_Exercise objective_:
Leave out the pictures, then reproduce the rest of the material exactly.

_Material for the task_:
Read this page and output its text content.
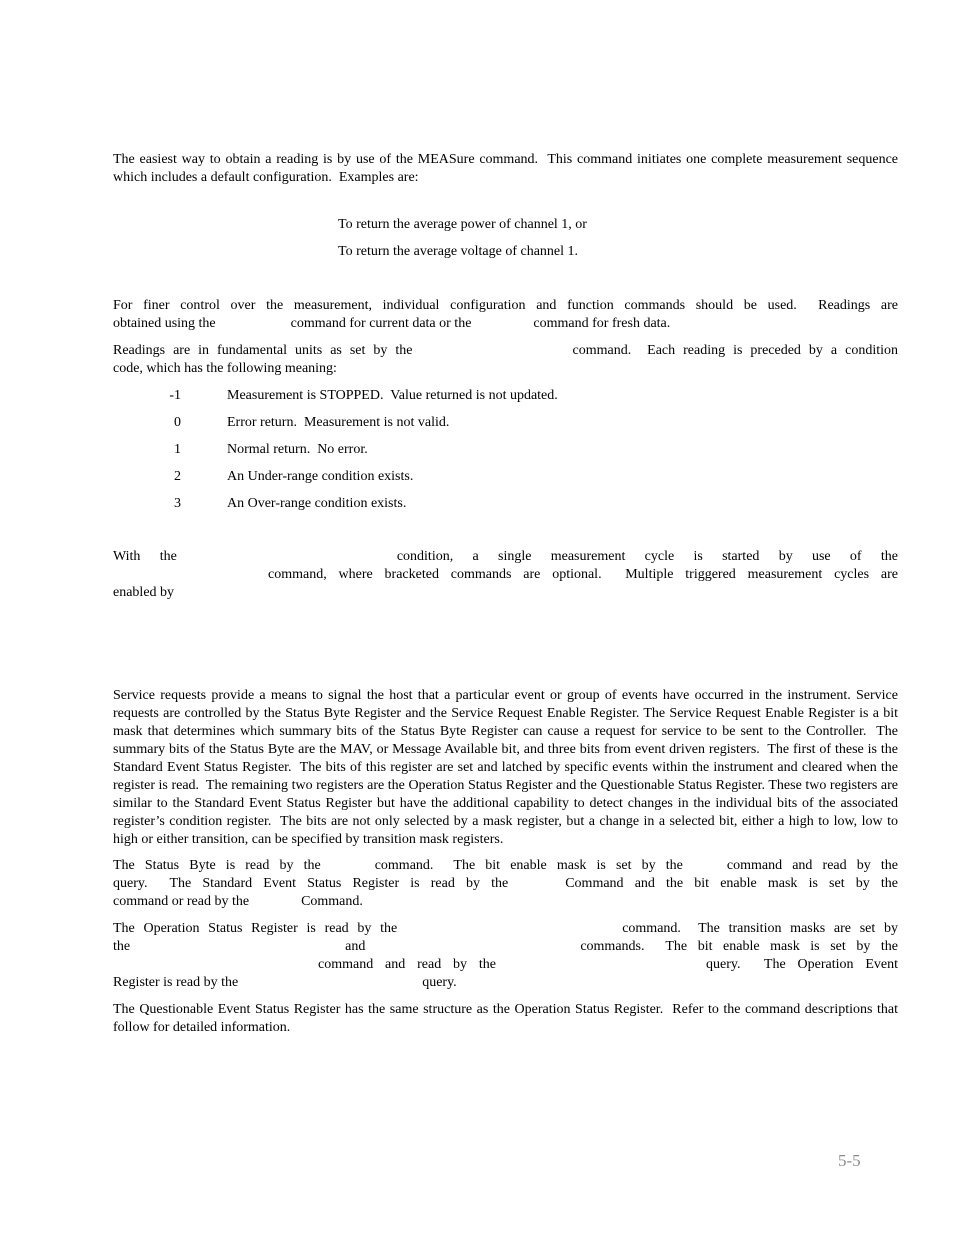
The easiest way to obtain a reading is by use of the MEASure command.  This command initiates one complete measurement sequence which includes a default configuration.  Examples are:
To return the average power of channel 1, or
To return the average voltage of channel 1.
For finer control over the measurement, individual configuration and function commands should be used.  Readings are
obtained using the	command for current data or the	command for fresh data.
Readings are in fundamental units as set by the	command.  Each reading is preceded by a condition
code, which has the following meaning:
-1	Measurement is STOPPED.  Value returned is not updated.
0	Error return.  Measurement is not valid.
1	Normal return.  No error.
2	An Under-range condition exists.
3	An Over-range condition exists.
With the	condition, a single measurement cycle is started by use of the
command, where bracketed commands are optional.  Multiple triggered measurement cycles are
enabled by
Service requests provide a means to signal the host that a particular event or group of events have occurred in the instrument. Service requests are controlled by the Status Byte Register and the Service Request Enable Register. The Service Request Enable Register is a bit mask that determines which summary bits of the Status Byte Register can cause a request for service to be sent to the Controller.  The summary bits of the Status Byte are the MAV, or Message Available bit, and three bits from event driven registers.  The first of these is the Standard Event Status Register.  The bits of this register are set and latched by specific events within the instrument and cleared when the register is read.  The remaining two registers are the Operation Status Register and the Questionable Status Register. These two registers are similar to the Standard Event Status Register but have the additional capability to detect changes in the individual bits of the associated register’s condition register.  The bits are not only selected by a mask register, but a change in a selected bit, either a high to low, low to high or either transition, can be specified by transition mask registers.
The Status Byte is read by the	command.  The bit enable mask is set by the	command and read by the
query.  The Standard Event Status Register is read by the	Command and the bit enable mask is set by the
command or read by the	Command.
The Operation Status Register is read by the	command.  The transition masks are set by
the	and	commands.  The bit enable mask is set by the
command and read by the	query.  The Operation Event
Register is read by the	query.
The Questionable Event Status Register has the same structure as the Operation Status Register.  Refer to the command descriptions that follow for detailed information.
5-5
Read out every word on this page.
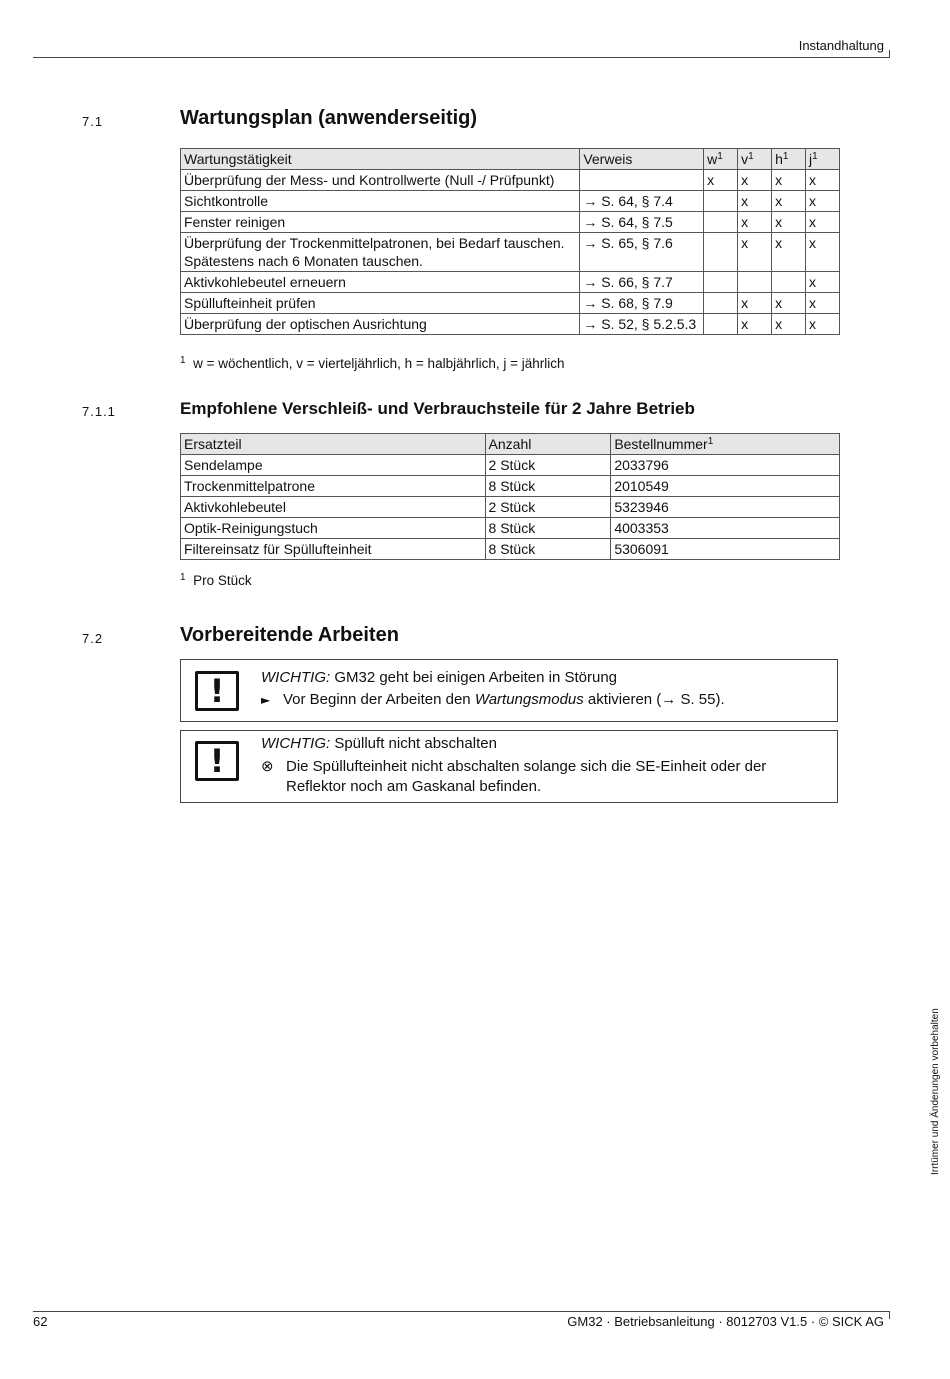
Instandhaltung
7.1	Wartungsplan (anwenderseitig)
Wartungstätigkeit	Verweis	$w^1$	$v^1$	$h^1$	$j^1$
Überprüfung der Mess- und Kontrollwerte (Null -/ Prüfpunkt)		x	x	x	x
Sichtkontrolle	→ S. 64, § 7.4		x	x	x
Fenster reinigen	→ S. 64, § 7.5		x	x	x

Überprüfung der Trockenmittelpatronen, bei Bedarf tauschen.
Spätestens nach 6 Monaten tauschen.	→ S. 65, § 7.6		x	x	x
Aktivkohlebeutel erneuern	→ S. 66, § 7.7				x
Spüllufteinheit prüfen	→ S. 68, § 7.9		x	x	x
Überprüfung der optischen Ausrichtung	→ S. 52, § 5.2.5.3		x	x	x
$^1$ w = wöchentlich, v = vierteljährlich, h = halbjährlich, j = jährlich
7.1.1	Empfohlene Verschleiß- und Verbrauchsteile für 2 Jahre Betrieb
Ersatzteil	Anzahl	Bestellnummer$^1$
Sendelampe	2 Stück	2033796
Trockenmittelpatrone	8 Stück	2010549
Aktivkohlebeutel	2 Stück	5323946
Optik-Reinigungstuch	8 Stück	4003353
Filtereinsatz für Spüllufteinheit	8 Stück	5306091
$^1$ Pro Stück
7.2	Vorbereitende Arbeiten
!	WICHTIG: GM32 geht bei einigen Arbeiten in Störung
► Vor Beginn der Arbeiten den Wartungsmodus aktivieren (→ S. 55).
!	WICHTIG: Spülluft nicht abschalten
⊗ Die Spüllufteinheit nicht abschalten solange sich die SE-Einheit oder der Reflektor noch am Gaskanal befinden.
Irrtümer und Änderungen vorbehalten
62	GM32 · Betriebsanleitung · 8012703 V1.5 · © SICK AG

_Reply to the task_:
Read this page and output its text content.
The easiest way to obtain a reading is by use of the MEASure command.  This command initiates one complete measurement sequence which includes a default configuration.  Examples are:
To return the average power of channel 1, or
To return the average voltage of channel 1.
For finer control over the measurement, individual configuration and function commands should be used.  Readings are
obtained using the	command for current data or the	command for fresh data.
Readings are in fundamental units as set by the	command.  Each reading is preceded by a condition
code, which has the following meaning:
-1	Measurement is STOPPED.  Value returned is not updated.
0	Error return.  Measurement is not valid.
1	Normal return.  No error.
2	An Under-range condition exists.
3	An Over-range condition exists.
With the	condition, a single measurement cycle is started by use of the
command, where bracketed commands are optional.  Multiple triggered measurement cycles are
enabled by
Service requests provide a means to signal the host that a particular event or group of events have occurred in the instrument. Service requests are controlled by the Status Byte Register and the Service Request Enable Register. The Service Request Enable Register is a bit mask that determines which summary bits of the Status Byte Register can cause a request for service to be sent to the Controller.  The summary bits of the Status Byte are the MAV, or Message Available bit, and three bits from event driven registers.  The first of these is the Standard Event Status Register.  The bits of this register are set and latched by specific events within the instrument and cleared when the register is read.  The remaining two registers are the Operation Status Register and the Questionable Status Register. These two registers are similar to the Standard Event Status Register but have the additional capability to detect changes in the individual bits of the associated register’s condition register.  The bits are not only selected by a mask register, but a change in a selected bit, either a high to low, low to high or either transition, can be specified by transition mask registers.
The Status Byte is read by the	command.  The bit enable mask is set by the	command and read by the
query.  The Standard Event Status Register is read by the	Command and the bit enable mask is set by the
command or read by the	Command.
The Operation Status Register is read by the	command.  The transition masks are set by
the	and	commands.  The bit enable mask is set by the
command and read by the	query.  The Operation Event
Register is read by the	query.
The Questionable Event Status Register has the same structure as the Operation Status Register.  Refer to the command descriptions that follow for detailed information.
5-5
Read out every word on this page.
Instandhaltung
7.1	Wartungsplan (anwenderseitig)
Wartungstätigkeit	Verweis	$w^1$	$v^1$	$h^1$	$j^1$
Überprüfung der Mess- und Kontrollwerte (Null -/ Prüfpunkt)		x	x	x	x
Sichtkontrolle	→ S. 64, § 7.4		x	x	x
Fenster reinigen	→ S. 64, § 7.5		x	x	x

Überprüfung der Trockenmittelpatronen, bei Bedarf tauschen.
Spätestens nach 6 Monaten tauschen.	→ S. 65, § 7.6		x	x	x
Aktivkohlebeutel erneuern	→ S. 66, § 7.7				x
Spüllufteinheit prüfen	→ S. 68, § 7.9		x	x	x
Überprüfung der optischen Ausrichtung	→ S. 52, § 5.2.5.3		x	x	x
$^1$ w = wöchentlich, v = vierteljährlich, h = halbjährlich, j = jährlich
7.1.1	Empfohlene Verschleiß- und Verbrauchsteile für 2 Jahre Betrieb
Ersatzteil	Anzahl	Bestellnummer$^1$
Sendelampe	2 Stück	2033796
Trockenmittelpatrone	8 Stück	2010549
Aktivkohlebeutel	2 Stück	5323946
Optik-Reinigungstuch	8 Stück	4003353
Filtereinsatz für Spüllufteinheit	8 Stück	5306091
$^1$ Pro Stück
7.2	Vorbereitende Arbeiten
!	WICHTIG: GM32 geht bei einigen Arbeiten in Störung
► Vor Beginn der Arbeiten den Wartungsmodus aktivieren (→ S. 55).
!	WICHTIG: Spülluft nicht abschalten
⊗ Die Spüllufteinheit nicht abschalten solange sich die SE-Einheit oder der Reflektor noch am Gaskanal befinden.
Irrtümer und Änderungen vorbehalten
62	GM32 · Betriebsanleitung · 8012703 V1.5 · © SICK AG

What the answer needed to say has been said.